The problem - Reproduce the data below in full and exclude every picture.

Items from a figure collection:
•••••

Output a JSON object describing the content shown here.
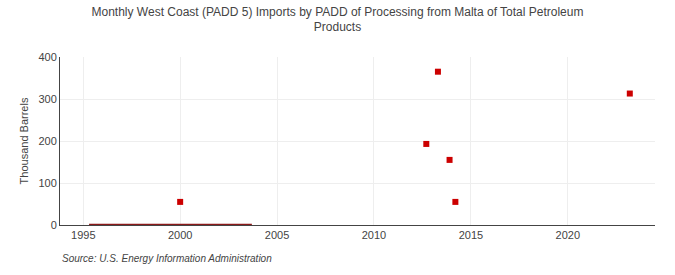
{
  "chart_data": {
    "type": "scatter",
    "title": "Monthly West Coast (PADD 5) Imports by PADD of Processing from Malta of Total Petroleum\nProducts",
    "ylabel": "Thousand Barrels",
    "annotations": [
      "Source: U.S. Energy Information Administration"
    ],
    "series": [
      {
        "type": "line",
        "color": "#8b1a1a",
        "line_style": "solid",
        "x": [
          1995.3,
          2003.7
        ],
        "values": [
          0,
          0
        ]
      },
      {
        "type": "scatter",
        "color": "#cc0000",
        "marker": "square",
        "x": [
          2000.0,
          2012.7,
          2013.3,
          2013.9,
          2014.2,
          2023.2
        ],
        "values": [
          55,
          193,
          365,
          155,
          55,
          313
        ]
      }
    ],
    "xlim": [
      1993.8,
      2024.5
    ],
    "xticks": [
      1995,
      2000,
      2005,
      2010,
      2015,
      2020
    ],
    "ylim": [
      0,
      400
    ],
    "yticks": [
      0,
      100,
      200,
      300,
      400
    ],
    "grid": true
  }
}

•••••

Written reply -
Output a JSON object describing the content shown here.
{
  "chart_data": {
    "type": "scatter",
    "title": "Monthly West Coast (PADD 5) Imports by PADD of Processing from Malta of Total Petroleum\nProducts",
    "ylabel": "Thousand Barrels",
    "annotations": [
      "Source: U.S. Energy Information Administration"
    ],
    "series": [
      {
        "type": "line",
        "color": "#8b1a1a",
        "line_style": "solid",
        "x": [
          1995.3,
          2003.7
        ],
        "values": [
          0,
          0
        ]
      },
      {
        "type": "scatter",
        "color": "#cc0000",
        "marker": "square",
        "x": [
          2000.0,
          2012.7,
          2013.3,
          2013.9,
          2014.2,
          2023.2
        ],
        "values": [
          55,
          193,
          365,
          155,
          55,
          313
        ]
      }
    ],
    "xlim": [
      1993.8,
      2024.5
    ],
    "xticks": [
      1995,
      2000,
      2005,
      2010,
      2015,
      2020
    ],
    "ylim": [
      0,
      400
    ],
    "yticks": [
      0,
      100,
      200,
      300,
      400
    ],
    "grid": true
  }
}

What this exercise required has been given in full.